*** SUPPLIED PASSAGE Section Begins ***

Reverse Parts with PCR

From 2006.igem.org

Dissolving PCR primers

  1. spin down tubes with dry DNA
  2. calculate volume dH2O to give 200 pmol/ul, label as "10X"
  3. dilute 10X to make 1X 

Conduct PCR (30 cycles, use Tm to determine annealing temp)

  1. 1 ul Forward primer
  2. 1 ul Reverse primer
  3. 2 ul 10X with no Mg
  4. 2 ul 25 mM MgCl2
  5. 12 ul dH2O
  6. 1 ul Taq
  7. 1 ul DNA template

DNA template: Add 15 ul dH2O to appropriate well on plate DNA-1 or DNA-2. Take 1 ul of this and add it to 20 ul water and label as "1/20" then part number. Use 1 ul of this in PCR.

After PCR, add 5 ul 5X loading buffer and run on 7% PA gel (product should be 150 bp)

*** SUPPLIED PASSAGE Section Ends ***

- ASSIGNMENT A: Transcribe the PCR protocol between "Reverse Parts with" and "determine annealing temp)", inclusive.
- ASSIGNMENT B: According to the PCR protocol, what size should the product be?
- ASSIGNMENT C: Resume the PCR protocol, continuing after its last sentence.
The rows that come next are a separate body of material, unconnected to the PCR protocol.

*** MATERIAL SHOWN Section Begins ***

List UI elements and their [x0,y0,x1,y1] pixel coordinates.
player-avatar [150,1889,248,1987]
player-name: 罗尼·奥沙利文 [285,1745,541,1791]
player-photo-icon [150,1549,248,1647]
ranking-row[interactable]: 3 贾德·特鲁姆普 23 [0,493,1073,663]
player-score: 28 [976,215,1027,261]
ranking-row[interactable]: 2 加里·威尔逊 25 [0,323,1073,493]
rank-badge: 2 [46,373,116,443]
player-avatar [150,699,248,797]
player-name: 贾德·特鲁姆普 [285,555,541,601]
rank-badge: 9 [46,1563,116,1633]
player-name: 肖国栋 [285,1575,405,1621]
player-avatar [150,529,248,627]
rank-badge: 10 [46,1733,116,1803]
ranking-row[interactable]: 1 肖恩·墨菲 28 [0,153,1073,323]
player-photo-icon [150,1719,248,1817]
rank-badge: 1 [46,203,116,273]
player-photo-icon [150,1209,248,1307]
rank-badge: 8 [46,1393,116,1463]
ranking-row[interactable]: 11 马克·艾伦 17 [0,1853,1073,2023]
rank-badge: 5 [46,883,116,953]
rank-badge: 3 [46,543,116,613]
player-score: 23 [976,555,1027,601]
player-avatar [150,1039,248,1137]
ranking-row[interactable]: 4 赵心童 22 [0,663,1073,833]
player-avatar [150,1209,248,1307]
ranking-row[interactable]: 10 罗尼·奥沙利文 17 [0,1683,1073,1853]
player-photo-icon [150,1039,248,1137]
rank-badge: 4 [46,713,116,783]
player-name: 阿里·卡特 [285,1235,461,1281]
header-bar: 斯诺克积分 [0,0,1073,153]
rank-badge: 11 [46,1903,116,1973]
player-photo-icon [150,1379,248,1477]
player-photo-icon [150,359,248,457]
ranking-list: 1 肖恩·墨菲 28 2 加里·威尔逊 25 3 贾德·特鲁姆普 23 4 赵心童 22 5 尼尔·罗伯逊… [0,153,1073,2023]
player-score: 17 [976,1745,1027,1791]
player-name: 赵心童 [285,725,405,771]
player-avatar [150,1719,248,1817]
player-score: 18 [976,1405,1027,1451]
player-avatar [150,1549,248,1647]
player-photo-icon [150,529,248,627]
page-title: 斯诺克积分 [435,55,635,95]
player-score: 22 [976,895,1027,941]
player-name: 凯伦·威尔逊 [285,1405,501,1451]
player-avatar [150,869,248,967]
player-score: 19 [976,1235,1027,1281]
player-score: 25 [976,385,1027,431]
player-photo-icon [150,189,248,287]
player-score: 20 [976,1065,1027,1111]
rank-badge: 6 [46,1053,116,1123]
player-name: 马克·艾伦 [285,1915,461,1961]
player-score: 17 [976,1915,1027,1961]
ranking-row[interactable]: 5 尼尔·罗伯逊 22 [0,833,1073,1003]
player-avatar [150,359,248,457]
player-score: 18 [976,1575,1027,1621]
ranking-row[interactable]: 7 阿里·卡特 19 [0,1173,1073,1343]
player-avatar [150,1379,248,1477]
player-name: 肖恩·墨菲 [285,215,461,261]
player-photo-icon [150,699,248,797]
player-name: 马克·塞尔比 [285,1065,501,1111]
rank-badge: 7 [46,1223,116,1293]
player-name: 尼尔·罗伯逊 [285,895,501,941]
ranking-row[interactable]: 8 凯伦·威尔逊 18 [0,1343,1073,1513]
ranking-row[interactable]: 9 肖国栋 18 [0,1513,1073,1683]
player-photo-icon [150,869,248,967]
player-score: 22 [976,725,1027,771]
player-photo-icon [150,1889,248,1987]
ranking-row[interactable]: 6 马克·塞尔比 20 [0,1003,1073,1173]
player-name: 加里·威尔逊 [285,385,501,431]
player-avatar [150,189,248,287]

*** MATERIAL SHOWN Section Ends ***

- ANSWER AREA A:
Reverse Parts with PCR

From 2006.igem.org

Dissolving PCR primers

  1. spin down tubes with dry DNA
  2. calculate volume dH2O to give 200 pmol/ul, label as "10X"
  3. dilute 10X to make 1X 

Conduct PCR (30 cycles, use Tm to determine annealing temp)

- ANSWER AREA B: 150 bp

- ANSWER AREA C:
If this works, scale up the PCR to 5 x 20 ul, run new PA gel, and purify band. Elute in 2 x 40 ul.

Restriction digest as follows:

  1. 20 ul eluted PCR product
  2. 16 ul dH2O
  3. 2 ul NEB2 10X buffer
  4. 1 ul XbaI
  5. 1 ul SpeI

Heat inactivate the restriction enzymes by putting the tubes at 65C for 20 minutes

Set up ligations

  1. 20 ng pTet-GFP X/S only
  2. 20 ng pTet-GFP X/S + 5 ul X/S digest from above

Transform JM109 cells (take out one tube of 200 ul cells and divide it among the transformations)